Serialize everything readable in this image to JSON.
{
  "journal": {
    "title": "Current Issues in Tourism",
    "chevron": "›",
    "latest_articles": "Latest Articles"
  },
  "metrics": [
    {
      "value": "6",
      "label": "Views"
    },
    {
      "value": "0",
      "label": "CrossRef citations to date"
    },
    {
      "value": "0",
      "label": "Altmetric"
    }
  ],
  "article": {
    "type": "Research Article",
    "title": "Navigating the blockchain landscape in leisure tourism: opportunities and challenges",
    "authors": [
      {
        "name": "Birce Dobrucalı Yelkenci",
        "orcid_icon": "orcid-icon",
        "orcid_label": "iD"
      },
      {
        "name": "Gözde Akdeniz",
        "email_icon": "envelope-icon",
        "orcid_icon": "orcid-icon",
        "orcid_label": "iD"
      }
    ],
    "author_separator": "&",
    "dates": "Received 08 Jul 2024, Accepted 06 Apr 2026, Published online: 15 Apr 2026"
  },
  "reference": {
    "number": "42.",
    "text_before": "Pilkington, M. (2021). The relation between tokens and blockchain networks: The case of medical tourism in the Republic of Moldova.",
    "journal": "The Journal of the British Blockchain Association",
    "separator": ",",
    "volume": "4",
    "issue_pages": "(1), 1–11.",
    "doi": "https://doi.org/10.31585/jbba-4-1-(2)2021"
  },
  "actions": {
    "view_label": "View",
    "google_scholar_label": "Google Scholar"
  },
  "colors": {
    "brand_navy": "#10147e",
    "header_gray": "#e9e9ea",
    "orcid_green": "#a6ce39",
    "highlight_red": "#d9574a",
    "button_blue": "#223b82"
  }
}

== Task description ==
Retype every entry word for word.

== Written answer ==
Serialize everything readable in this image to JSON.
{
  "journal": {
    "title": "Current Issues in Tourism",
    "chevron": "›",
    "latest_articles": "Latest Articles"
  },
  "metrics": [
    {
      "value": "6",
      "label": "Views"
    },
    {
      "value": "0",
      "label": "CrossRef citations to date"
    },
    {
      "value": "0",
      "label": "Altmetric"
    }
  ],
  "article": {
    "type": "Research Article",
    "title": "Navigating the blockchain landscape in leisure tourism: opportunities and challenges",
    "authors": [
      {
        "name": "Birce Dobrucalı Yelkenci",
        "orcid_icon": "orcid-icon",
        "orcid_label": "iD"
      },
      {
        "name": "Gözde Akdeniz",
        "email_icon": "envelope-icon",
        "orcid_icon": "orcid-icon",
        "orcid_label": "iD"
      }
    ],
    "author_separator": "&",
    "dates": "Received 08 Jul 2024, Accepted 06 Apr 2026, Published online: 15 Apr 2026"
  },
  "reference": {
    "number": "42.",
    "text_before": "Pilkington, M. (2021). The relation between tokens and blockchain networks: The case of medical tourism in the Republic of Moldova.",
    "journal": "The Journal of the British Blockchain Association",
    "separator": ",",
    "volume": "4",
    "issue_pages": "(1), 1–11.",
    "doi": "https://doi.org/10.31585/jbba-4-1-(2)2021"
  },
  "actions": {
    "view_label": "View",
    "google_scholar_label": "Google Scholar"
  },
  "colors": {
    "brand_navy": "#10147e",
    "header_gray": "#e9e9ea",
    "orcid_green": "#a6ce39",
    "highlight_red": "#d9574a",
    "button_blue": "#223b82"
  }
}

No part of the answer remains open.